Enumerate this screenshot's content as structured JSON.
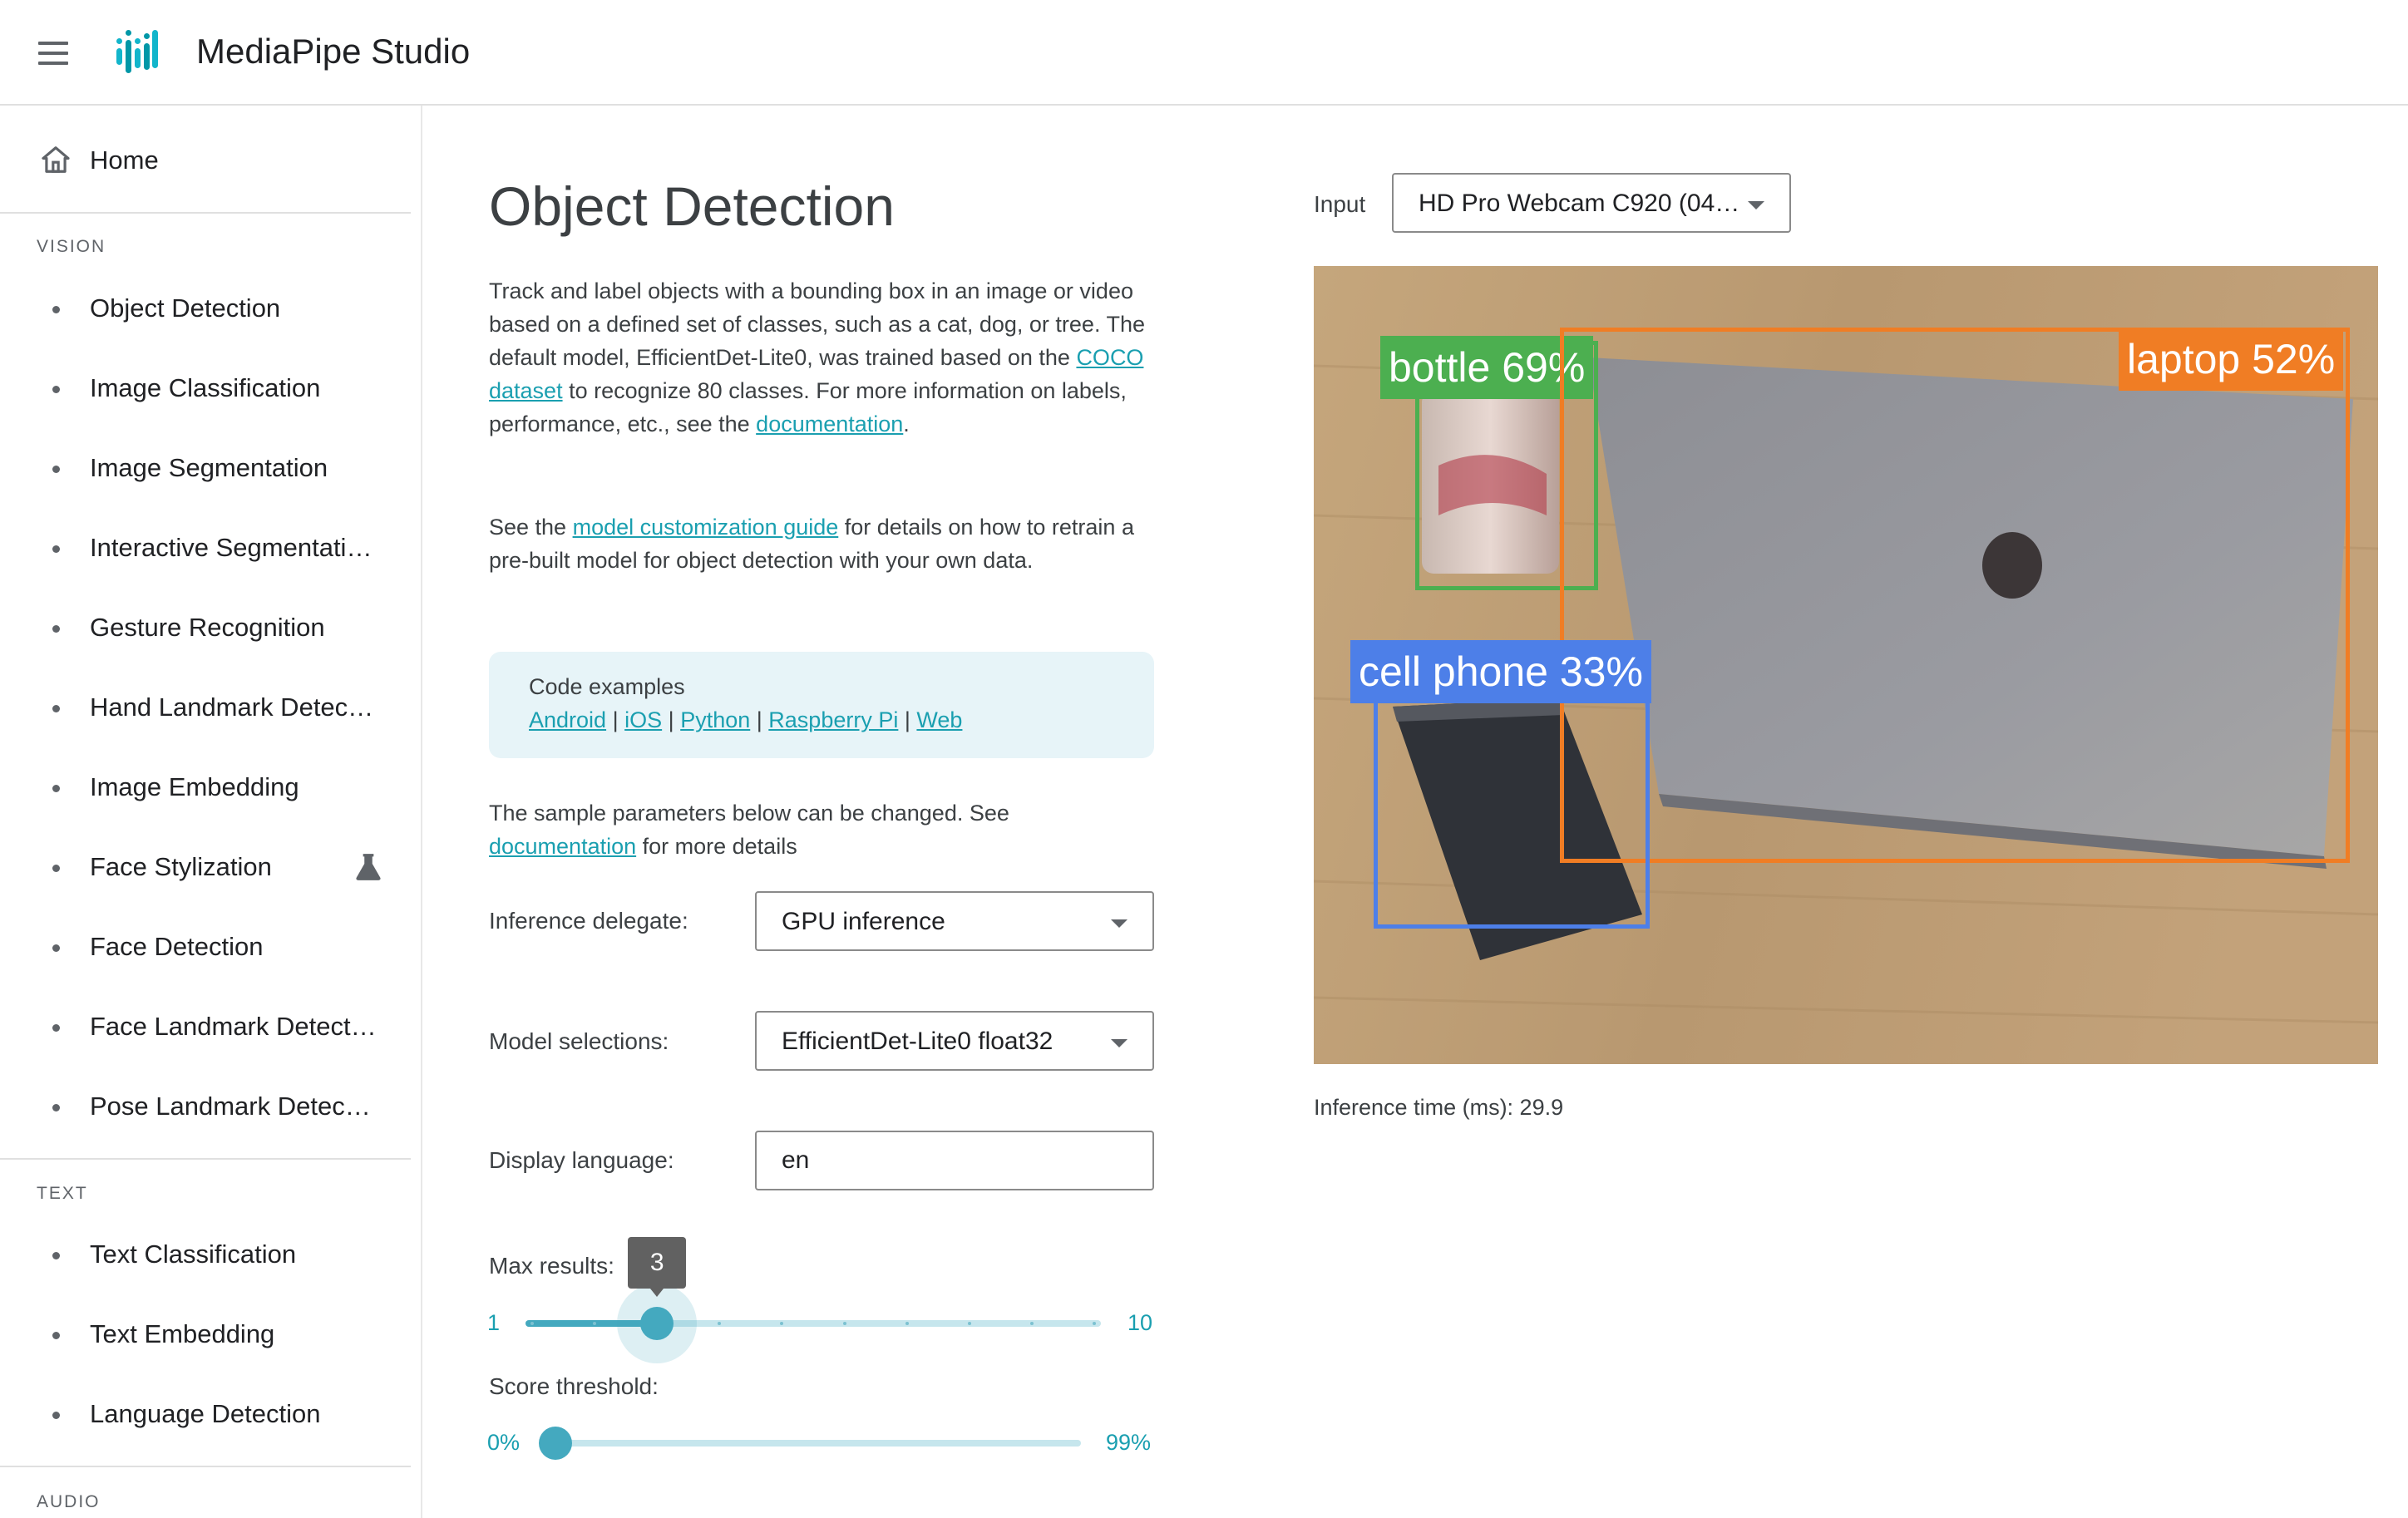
{
  "app": {
    "title": "MediaPipe Studio"
  },
  "sidebar": {
    "home": "Home",
    "vision_title": "VISION",
    "vision_items": [
      "Object Detection",
      "Image Classification",
      "Image Segmentation",
      "Interactive Segmentati…",
      "Gesture Recognition",
      "Hand Landmark Detec…",
      "Image Embedding",
      "Face Stylization",
      "Face Detection",
      "Face Landmark Detect…",
      "Pose Landmark Detec…"
    ],
    "text_title": "TEXT",
    "text_items": [
      "Text Classification",
      "Text Embedding",
      "Language Detection"
    ],
    "audio_title": "AUDIO"
  },
  "main": {
    "title": "Object Detection",
    "desc": {
      "p1_before": "Track and label objects with a bounding box in an image or video based on a defined set of classes, such as a cat, dog, or tree. The default model, EfficientDet-Lite0, was trained based on the ",
      "p1_link": "COCO dataset",
      "p1_mid": " to recognize 80 classes. For more information on labels, performance, etc., see the ",
      "p1_link2": "documentation",
      "p1_end": ".",
      "p2_before": "See the ",
      "p2_link": "model customization guide",
      "p2_after": " for details on how to retrain a pre-built model for object detection with your own data."
    },
    "code_examples": {
      "title": "Code examples",
      "links": [
        "Android",
        "iOS",
        "Python",
        "Raspberry Pi",
        "Web"
      ],
      "separator": "|"
    },
    "params_note": {
      "before": "The sample parameters below can be changed. See ",
      "link": "documentation",
      "after": " for more details"
    },
    "inference_delegate": {
      "label": "Inference delegate:",
      "value": "GPU inference"
    },
    "model_selection": {
      "label": "Model selections:",
      "value": "EfficientDet-Lite0 float32"
    },
    "display_language": {
      "label": "Display language:",
      "value": "en"
    },
    "max_results": {
      "label": "Max results:",
      "min": "1",
      "max": "10",
      "value": 3,
      "min_value": 1,
      "max_value": 10
    },
    "score_threshold": {
      "label": "Score threshold:",
      "min": "0%",
      "max": "99%",
      "value": 0,
      "min_value": 0,
      "max_value": 99
    }
  },
  "right_panel": {
    "input_label": "Input",
    "input_value": "HD Pro Webcam C920 (04…",
    "detections": [
      {
        "label": "bottle 69%",
        "color": "#4caf50"
      },
      {
        "label": "laptop 52%",
        "color": "#f07d24"
      },
      {
        "label": "cell phone 33%",
        "color": "#4d7fe8"
      }
    ],
    "inference_time": "Inference time (ms): 29.9"
  },
  "colors": {
    "accent": "#44a9bf",
    "link": "#1a9fb0",
    "code_box_bg": "#e7f4f8"
  }
}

──────────────────────────────

» **Task goal**: All of the data above should be quoted exactly, except for the pictures.

» **Expected answer**:
Enumerate this screenshot's content as structured JSON.
{
  "app": {
    "title": "MediaPipe Studio"
  },
  "sidebar": {
    "home": "Home",
    "vision_title": "VISION",
    "vision_items": [
      "Object Detection",
      "Image Classification",
      "Image Segmentation",
      "Interactive Segmentati…",
      "Gesture Recognition",
      "Hand Landmark Detec…",
      "Image Embedding",
      "Face Stylization",
      "Face Detection",
      "Face Landmark Detect…",
      "Pose Landmark Detec…"
    ],
    "text_title": "TEXT",
    "text_items": [
      "Text Classification",
      "Text Embedding",
      "Language Detection"
    ],
    "audio_title": "AUDIO"
  },
  "main": {
    "title": "Object Detection",
    "desc": {
      "p1_before": "Track and label objects with a bounding box in an image or video based on a defined set of classes, such as a cat, dog, or tree. The default model, EfficientDet-Lite0, was trained based on the ",
      "p1_link": "COCO dataset",
      "p1_mid": " to recognize 80 classes. For more information on labels, performance, etc., see the ",
      "p1_link2": "documentation",
      "p1_end": ".",
      "p2_before": "See the ",
      "p2_link": "model customization guide",
      "p2_after": " for details on how to retrain a pre-built model for object detection with your own data."
    },
    "code_examples": {
      "title": "Code examples",
      "links": [
        "Android",
        "iOS",
        "Python",
        "Raspberry Pi",
        "Web"
      ],
      "separator": "|"
    },
    "params_note": {
      "before": "The sample parameters below can be changed. See ",
      "link": "documentation",
      "after": " for more details"
    },
    "inference_delegate": {
      "label": "Inference delegate:",
      "value": "GPU inference"
    },
    "model_selection": {
      "label": "Model selections:",
      "value": "EfficientDet-Lite0 float32"
    },
    "display_language": {
      "label": "Display language:",
      "value": "en"
    },
    "max_results": {
      "label": "Max results:",
      "min": "1",
      "max": "10",
      "value": 3,
      "min_value": 1,
      "max_value": 10
    },
    "score_threshold": {
      "label": "Score threshold:",
      "min": "0%",
      "max": "99%",
      "value": 0,
      "min_value": 0,
      "max_value": 99
    }
  },
  "right_panel": {
    "input_label": "Input",
    "input_value": "HD Pro Webcam C920 (04…",
    "detections": [
      {
        "label": "bottle 69%",
        "color": "#4caf50"
      },
      {
        "label": "laptop 52%",
        "color": "#f07d24"
      },
      {
        "label": "cell phone 33%",
        "color": "#4d7fe8"
      }
    ],
    "inference_time": "Inference time (ms): 29.9"
  },
  "colors": {
    "accent": "#44a9bf",
    "link": "#1a9fb0",
    "code_box_bg": "#e7f4f8"
  }
}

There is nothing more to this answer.